Do this. Could every line of the data be printed exactly as it reads?

(Dataset rows)
+===+

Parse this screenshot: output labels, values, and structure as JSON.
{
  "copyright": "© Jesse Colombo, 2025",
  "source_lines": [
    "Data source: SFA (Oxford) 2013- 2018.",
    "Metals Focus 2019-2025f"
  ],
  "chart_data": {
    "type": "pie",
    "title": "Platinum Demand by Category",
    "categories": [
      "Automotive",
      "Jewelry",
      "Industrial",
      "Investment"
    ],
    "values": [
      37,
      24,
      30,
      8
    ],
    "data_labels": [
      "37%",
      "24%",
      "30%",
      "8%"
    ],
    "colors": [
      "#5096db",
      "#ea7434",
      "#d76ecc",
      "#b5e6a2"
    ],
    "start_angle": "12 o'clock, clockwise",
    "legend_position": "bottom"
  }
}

+===+

Solution.
Parse this screenshot: output labels, values, and structure as JSON.
{
  "copyright": "© Jesse Colombo, 2025",
  "source_lines": [
    "Data source: SFA (Oxford) 2013- 2018.",
    "Metals Focus 2019-2025f"
  ],
  "chart_data": {
    "type": "pie",
    "title": "Platinum Demand by Category",
    "categories": [
      "Automotive",
      "Jewelry",
      "Industrial",
      "Investment"
    ],
    "values": [
      37,
      24,
      30,
      8
    ],
    "data_labels": [
      "37%",
      "24%",
      "30%",
      "8%"
    ],
    "colors": [
      "#5096db",
      "#ea7434",
      "#d76ecc",
      "#b5e6a2"
    ],
    "start_angle": "12 o'clock, clockwise",
    "legend_position": "bottom"
  }
}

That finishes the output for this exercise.